→ Aim: Reproduce every line in the listing that contains the word "JSON".

→ Task material:
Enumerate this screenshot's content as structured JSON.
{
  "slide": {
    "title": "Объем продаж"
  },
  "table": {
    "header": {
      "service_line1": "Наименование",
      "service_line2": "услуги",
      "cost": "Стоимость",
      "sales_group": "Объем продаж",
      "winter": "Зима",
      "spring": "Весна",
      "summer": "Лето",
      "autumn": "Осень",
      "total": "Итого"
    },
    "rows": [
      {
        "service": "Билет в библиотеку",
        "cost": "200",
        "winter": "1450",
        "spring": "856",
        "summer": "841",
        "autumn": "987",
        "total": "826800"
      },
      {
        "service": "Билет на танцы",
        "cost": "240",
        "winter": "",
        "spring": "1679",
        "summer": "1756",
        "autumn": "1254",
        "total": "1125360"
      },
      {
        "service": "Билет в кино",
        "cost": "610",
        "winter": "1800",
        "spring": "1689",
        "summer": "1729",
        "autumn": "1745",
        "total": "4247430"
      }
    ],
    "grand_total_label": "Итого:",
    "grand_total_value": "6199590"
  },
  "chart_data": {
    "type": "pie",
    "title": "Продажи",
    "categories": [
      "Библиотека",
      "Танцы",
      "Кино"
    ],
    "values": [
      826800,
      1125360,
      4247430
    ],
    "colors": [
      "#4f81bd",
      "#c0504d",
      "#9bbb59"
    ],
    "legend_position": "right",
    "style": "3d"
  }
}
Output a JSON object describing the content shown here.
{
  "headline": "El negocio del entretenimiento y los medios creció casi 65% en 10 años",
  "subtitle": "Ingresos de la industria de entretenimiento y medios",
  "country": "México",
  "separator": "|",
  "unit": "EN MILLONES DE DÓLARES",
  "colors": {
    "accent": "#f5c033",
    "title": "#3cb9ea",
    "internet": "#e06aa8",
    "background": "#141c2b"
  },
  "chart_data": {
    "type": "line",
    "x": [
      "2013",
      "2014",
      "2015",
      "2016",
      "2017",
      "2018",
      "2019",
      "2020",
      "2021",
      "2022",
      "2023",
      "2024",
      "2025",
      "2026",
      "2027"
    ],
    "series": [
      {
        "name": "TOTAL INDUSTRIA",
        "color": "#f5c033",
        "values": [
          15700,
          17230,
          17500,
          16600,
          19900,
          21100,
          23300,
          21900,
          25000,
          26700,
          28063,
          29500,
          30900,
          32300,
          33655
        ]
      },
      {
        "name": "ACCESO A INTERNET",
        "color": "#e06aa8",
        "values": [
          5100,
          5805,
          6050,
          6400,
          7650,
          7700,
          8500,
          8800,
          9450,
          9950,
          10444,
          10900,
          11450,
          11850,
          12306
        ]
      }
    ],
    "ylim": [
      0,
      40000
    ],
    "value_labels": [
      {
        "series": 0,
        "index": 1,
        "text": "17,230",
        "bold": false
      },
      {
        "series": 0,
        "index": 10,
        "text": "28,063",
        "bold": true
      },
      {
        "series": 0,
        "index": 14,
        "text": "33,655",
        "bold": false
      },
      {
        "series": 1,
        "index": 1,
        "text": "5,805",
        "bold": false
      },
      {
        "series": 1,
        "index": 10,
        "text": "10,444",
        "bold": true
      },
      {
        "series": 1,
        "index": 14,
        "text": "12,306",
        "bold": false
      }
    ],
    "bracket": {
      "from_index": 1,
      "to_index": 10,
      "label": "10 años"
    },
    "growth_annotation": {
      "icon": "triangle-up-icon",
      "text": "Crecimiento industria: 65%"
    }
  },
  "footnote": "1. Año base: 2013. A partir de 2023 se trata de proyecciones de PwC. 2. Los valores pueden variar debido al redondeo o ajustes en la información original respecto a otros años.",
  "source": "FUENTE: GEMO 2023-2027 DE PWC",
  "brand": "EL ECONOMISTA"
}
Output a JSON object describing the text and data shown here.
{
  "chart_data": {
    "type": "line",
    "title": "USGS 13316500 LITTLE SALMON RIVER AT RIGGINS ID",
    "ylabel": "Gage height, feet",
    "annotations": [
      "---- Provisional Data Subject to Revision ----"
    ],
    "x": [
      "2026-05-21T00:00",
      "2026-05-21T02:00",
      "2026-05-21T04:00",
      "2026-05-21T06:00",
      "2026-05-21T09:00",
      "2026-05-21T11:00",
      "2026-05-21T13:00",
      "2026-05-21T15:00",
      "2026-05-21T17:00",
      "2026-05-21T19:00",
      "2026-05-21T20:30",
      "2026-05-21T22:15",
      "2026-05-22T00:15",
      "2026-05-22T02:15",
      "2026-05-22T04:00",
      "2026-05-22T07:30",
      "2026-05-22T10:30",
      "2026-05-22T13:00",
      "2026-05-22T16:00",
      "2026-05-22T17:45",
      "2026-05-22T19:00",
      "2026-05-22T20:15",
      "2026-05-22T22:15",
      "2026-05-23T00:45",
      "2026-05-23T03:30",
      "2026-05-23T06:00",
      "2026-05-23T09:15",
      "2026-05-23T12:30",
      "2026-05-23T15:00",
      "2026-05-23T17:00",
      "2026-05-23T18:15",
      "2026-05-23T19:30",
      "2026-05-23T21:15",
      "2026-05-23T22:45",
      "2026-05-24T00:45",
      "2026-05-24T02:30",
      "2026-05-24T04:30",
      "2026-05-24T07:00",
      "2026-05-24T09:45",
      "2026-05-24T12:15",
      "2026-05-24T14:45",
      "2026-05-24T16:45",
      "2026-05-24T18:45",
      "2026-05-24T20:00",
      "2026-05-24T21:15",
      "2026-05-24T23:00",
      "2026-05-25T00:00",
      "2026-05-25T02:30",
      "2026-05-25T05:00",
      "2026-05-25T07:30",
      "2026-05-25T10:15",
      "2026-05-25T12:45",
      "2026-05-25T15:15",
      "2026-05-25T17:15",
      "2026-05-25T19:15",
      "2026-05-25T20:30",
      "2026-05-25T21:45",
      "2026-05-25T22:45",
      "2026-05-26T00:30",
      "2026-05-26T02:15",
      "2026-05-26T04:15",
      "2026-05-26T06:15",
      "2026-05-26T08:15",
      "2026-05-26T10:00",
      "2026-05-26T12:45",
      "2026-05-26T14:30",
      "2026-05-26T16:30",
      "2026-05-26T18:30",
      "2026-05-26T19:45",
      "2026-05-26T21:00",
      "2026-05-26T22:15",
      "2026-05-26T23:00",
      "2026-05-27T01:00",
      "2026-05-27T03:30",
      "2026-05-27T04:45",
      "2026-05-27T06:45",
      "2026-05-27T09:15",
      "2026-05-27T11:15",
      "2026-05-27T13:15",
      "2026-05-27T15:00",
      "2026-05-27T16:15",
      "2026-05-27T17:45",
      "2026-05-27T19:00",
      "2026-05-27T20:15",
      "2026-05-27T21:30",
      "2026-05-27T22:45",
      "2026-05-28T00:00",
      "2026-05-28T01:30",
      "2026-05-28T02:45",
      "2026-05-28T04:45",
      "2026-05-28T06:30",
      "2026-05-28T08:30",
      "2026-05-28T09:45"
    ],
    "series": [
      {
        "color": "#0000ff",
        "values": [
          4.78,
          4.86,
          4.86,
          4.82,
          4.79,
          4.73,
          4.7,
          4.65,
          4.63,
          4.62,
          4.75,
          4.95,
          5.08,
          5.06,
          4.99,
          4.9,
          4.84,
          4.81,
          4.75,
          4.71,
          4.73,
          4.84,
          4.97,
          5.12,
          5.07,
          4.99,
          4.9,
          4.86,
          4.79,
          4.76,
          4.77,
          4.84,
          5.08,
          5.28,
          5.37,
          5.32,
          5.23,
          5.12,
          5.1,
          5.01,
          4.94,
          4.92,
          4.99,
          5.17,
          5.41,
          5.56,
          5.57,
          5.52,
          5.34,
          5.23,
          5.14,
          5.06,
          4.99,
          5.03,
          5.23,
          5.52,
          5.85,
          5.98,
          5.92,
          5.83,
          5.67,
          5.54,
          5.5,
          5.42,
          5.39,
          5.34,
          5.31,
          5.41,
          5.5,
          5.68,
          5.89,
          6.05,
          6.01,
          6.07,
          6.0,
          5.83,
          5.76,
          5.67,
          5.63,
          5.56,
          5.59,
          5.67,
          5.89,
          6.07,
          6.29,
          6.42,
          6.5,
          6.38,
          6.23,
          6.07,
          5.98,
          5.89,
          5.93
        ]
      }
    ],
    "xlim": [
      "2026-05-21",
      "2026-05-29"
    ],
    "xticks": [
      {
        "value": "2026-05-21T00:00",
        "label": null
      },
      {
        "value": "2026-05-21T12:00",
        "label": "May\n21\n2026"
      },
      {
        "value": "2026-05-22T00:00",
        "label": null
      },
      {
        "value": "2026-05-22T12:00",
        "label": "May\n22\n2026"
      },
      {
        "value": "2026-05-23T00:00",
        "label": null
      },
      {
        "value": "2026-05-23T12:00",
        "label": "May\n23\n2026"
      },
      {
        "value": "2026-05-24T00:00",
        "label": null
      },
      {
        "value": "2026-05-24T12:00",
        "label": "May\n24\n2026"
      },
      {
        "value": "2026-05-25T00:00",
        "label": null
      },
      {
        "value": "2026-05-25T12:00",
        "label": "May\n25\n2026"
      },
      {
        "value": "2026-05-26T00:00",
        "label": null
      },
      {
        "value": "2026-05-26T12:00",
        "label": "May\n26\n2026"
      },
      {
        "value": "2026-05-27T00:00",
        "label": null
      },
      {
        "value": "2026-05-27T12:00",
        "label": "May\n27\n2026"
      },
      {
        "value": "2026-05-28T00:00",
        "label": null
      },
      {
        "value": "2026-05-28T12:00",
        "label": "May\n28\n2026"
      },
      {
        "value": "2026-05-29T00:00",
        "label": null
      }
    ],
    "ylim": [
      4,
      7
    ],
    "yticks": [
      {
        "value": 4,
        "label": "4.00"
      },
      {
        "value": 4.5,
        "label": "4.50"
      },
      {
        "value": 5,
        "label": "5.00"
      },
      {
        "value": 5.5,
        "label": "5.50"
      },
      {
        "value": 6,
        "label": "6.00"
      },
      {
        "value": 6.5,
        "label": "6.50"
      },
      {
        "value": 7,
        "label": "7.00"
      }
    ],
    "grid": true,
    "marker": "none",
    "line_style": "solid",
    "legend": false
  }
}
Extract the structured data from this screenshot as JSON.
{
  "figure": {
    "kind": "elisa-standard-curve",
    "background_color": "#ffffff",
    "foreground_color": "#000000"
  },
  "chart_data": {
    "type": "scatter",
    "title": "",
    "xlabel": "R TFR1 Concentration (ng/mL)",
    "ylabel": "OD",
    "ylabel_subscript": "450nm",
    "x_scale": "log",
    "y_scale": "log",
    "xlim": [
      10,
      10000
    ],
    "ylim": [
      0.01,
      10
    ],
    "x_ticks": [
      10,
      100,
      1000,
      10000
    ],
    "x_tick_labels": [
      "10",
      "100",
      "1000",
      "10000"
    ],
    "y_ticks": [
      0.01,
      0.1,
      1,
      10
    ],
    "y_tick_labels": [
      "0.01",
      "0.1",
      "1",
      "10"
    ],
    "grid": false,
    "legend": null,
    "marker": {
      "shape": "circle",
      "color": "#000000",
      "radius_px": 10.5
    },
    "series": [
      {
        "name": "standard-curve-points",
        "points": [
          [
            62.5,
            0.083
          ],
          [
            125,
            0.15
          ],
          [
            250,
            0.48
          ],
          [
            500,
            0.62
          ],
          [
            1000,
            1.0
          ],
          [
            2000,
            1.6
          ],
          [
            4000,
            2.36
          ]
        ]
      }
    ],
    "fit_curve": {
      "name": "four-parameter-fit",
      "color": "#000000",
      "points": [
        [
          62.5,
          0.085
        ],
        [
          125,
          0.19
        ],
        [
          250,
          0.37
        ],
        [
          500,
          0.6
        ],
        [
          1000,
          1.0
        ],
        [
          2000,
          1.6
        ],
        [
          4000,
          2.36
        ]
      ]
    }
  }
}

→ Reply:
Enumerate this screenshot's content as structured JSON.
Output a JSON object describing the content shown here.
Output a JSON object describing the text and data shown here.
Extract the structured data from this screenshot as JSON.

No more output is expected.